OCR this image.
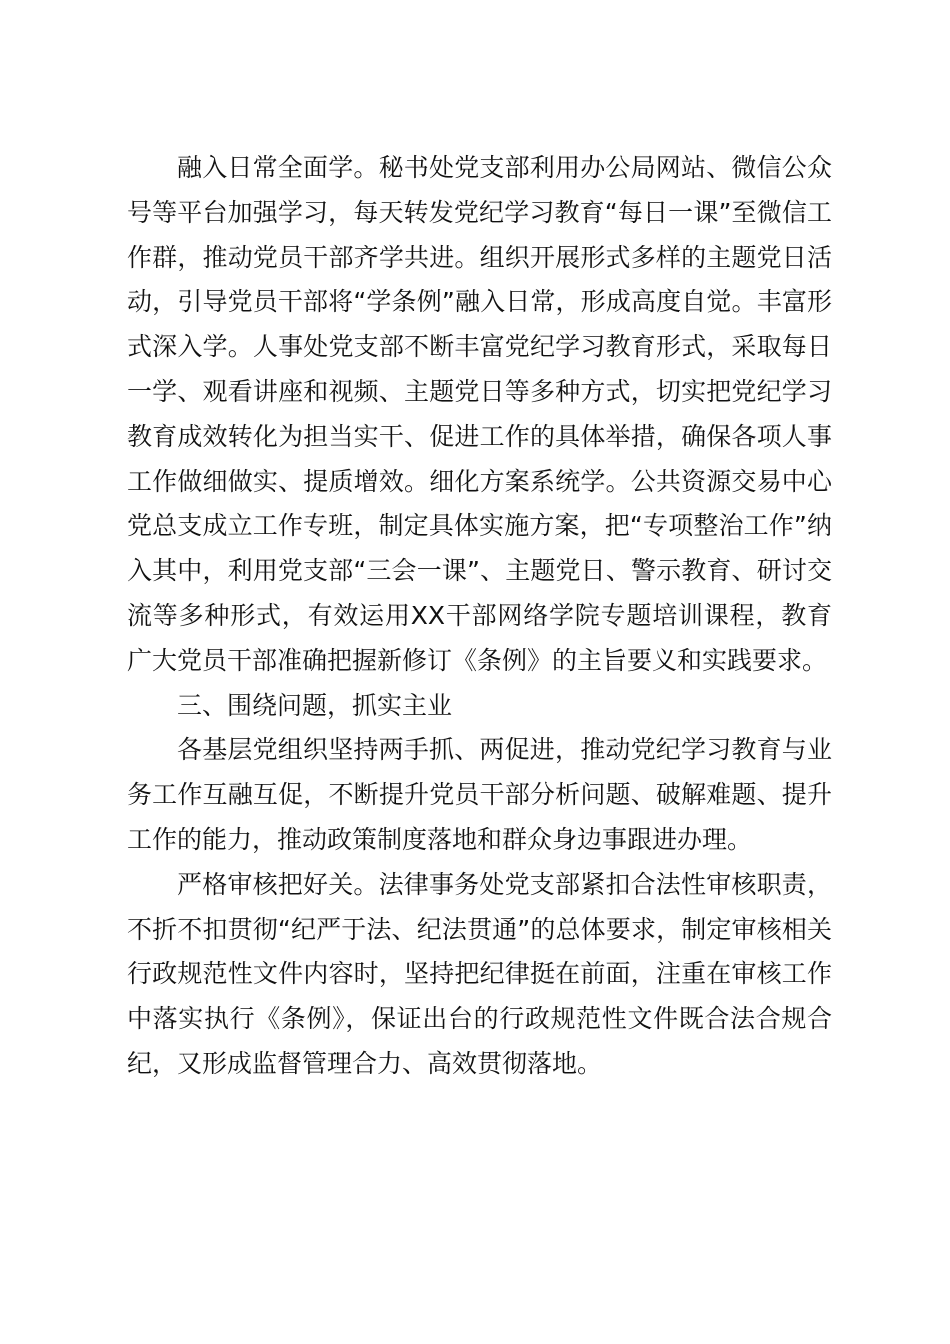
融入日常全面学。秘书处党支部利用办公局网站、微信公众号等平台加强学习，每天转发党纪学习教育“每日一课”至微信工作群，推动党员干部齐学共进。组织开展形式多样的主题党日活动，引导党员干部将“学条例”融入日常，形成高度自觉。丰富形式深入学。人事处党支部不断丰富党纪学习教育形式，采取每日一学、观看讲座和视频、主题党日等多种方式，切实把党纪学习教育成效转化为担当实干、促进工作的具体举措，确保各项人事工作做细做实、提质增效。细化方案系统学。公共资源交易中心党总支成立工作专班，制定具体实施方案，把“专项整治工作”纳入其中，利用党支部“三会一课”、主题党日、警示教育、研讨交流等多种形式，有效运用XX干部网络学院专题培训课程，教育广大党员干部准确把握新修订《条例》的主旨要义和实践要求。

三、围绕问题，抓实主业

各基层党组织坚持两手抓、两促进，推动党纪学习教育与业务工作互融互促，不断提升党员干部分析问题、破解难题、提升工作的能力，推动政策制度落地和群众身边事跟进办理。

严格审核把好关。法律事务处党支部紧扣合法性审核职责，不折不扣贯彻“纪严于法、纪法贯通”的总体要求，制定审核相关行政规范性文件内容时，坚持把纪律挺在前面，注重在审核工作中落实执行《条例》，保证出台的行政规范性文件既合法合规合纪，又形成监督管理合力、高效贯彻落地。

★ ★ ★ ★ ★

▶ **YOUR OBJECTIVE**
Reproduce the entries exactly. Do not carry over any picture.

▶ **WRITTEN RESPONSE**
OCR this image.
融入日常全面学。秘书处党支部利用办公局网站、微信公众号等平台加强学习，每天转发党纪学习教育“每日一课”至微信工作群，推动党员干部齐学共进。组织开展形式多样的主题党日活动，引导党员干部将“学条例”融入日常，形成高度自觉。丰富形式深入学。人事处党支部不断丰富党纪学习教育形式，采取每日一学、观看讲座和视频、主题党日等多种方式，切实把党纪学习教育成效转化为担当实干、促进工作的具体举措，确保各项人事工作做细做实、提质增效。细化方案系统学。公共资源交易中心党总支成立工作专班，制定具体实施方案，把“专项整治工作”纳入其中，利用党支部“三会一课”、主题党日、警示教育、研讨交流等多种形式，有效运用XX干部网络学院专题培训课程，教育广大党员干部准确把握新修订《条例》的主旨要义和实践要求。

三、围绕问题，抓实主业

各基层党组织坚持两手抓、两促进，推动党纪学习教育与业务工作互融互促，不断提升党员干部分析问题、破解难题、提升工作的能力，推动政策制度落地和群众身边事跟进办理。

严格审核把好关。法律事务处党支部紧扣合法性审核职责，不折不扣贯彻“纪严于法、纪法贯通”的总体要求，制定审核相关行政规范性文件内容时，坚持把纪律挺在前面，注重在审核工作中落实执行《条例》，保证出台的行政规范性文件既合法合规合纪，又形成监督管理合力、高效贯彻落地。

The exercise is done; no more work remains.